2. Core Modules: Memory, Neighborhood Sampling, and Aggregation

TGNs are distinguished by three interacting modules: memory update, neighborhood sampling, and aggregation functions.

Memory update: Nodes use event-driven recurrent modules (typically GRUs) to maintain hidden states, only updating at event times and remaining constant otherwise; this efficiently encodes long-term node and edge state (Rossi et al., 2020, Yang et al., 2024).
Neighborhood sampling: For embedding, nodes sample $k$ -hop temporal neighborhoods, most often the $k$ most-recent neighbors sorted by timestamp (most-recent sampling), which empirical evidence shows outperforms uniform or random selection (Yang et al., 2024). Sampling complexity is minimized via temporal-CSR data formats.
Aggregation: Node embeddings are produced by aggregating sampled neighbor memories—with attention aggregators consistently yielding superior predictive metrics compared to MLP-mixer or simple sum (Yang et al., 2024, Verma et al., 2023, Kim et al., 2024). Attention scores can be computed through scalar MLPs over concatenated memory and edge features, followed by learned output projections.

▶ _SET OF TASKS_:
a. In the passage on TGN core modules, which neighborhood sampling strategy does empirical evidence show to outperform uniform or random selection?
b. Continue the passage on TGN core modules from its final sentence.
The records below are separate material and do not form part of the passage on TGN core modules.

▶ _ENTRIES PROVIDED_:
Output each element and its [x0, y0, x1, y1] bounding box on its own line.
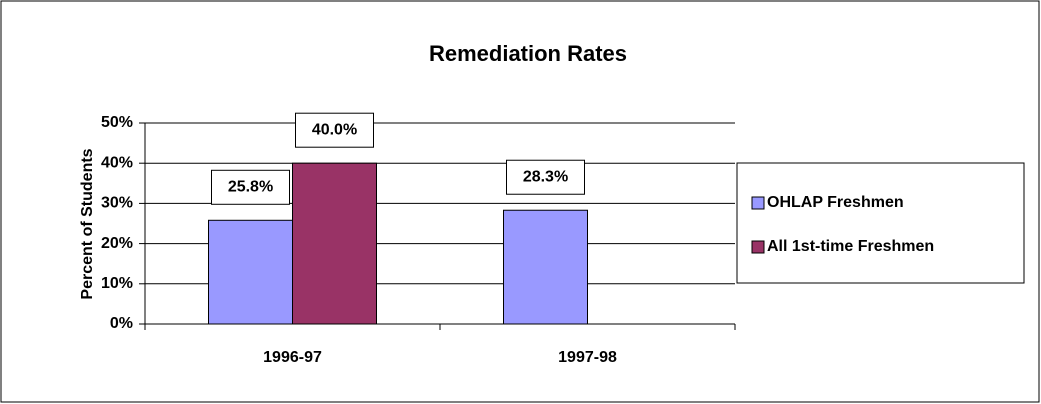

...

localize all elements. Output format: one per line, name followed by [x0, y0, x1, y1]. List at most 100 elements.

▶ _ANSWERS TO THE TASKS_:
a. Most-recent sampling, which selects the k most-recent neighbors sorted by timestamp.

b.
3. Temporal Encoding and Inductive Bias

Time encoding is fundamental in TGNs, injecting recency sensitivity and temporal semantics into the learning pipeline. Two common implementations are sinusoidal encoding: $\text{TE}(\Delta t)_{2k} = \sin(\Delta t / 10{,}000^{2k/d})\,,\quad \text{TE}(\Delta t)_{2k+1} = \cos(\Delta t / 10{,}000^{2k/d})$ and learned linear encoding: $\text{TE}(\Delta t) = W_t \Delta t + b_t$ (Kim et al., 2024). These encodings are concatenated into every message, enabling the model to assess both time gaps and event frequency within dynamic contexts.

4. Expressivity, Limitations, and Enhancements

Standard TGNs are expressive but possess limitations. Notable results (Souza et al., 2022, Tjandra et al., 2024):

Expressivity hinges on injectivity of aggregation and memory update functions. Mean pooling or proportion-invariant (softmax) attention is non-injective, failing to distinguish certain temporal computation trees.
TGNs cannot represent moving averages, persistent forecasting, or general autoregressive models over messages unless source-target identification (ID encoding) is directly incorporated into message construction (as in TGNv2) (Tjandra et al., 2024). Augmenting messages with sender/receiver IDs enables exact representation and recall of ordered interaction histories.
Injective TGNs can match the temporal Weisfeiler–Leman (WL)-test upper bound in distinguishability for anonymous graphs; relative positional encodings further subsume walk-aggregate TGNs (Souza et al., 2022).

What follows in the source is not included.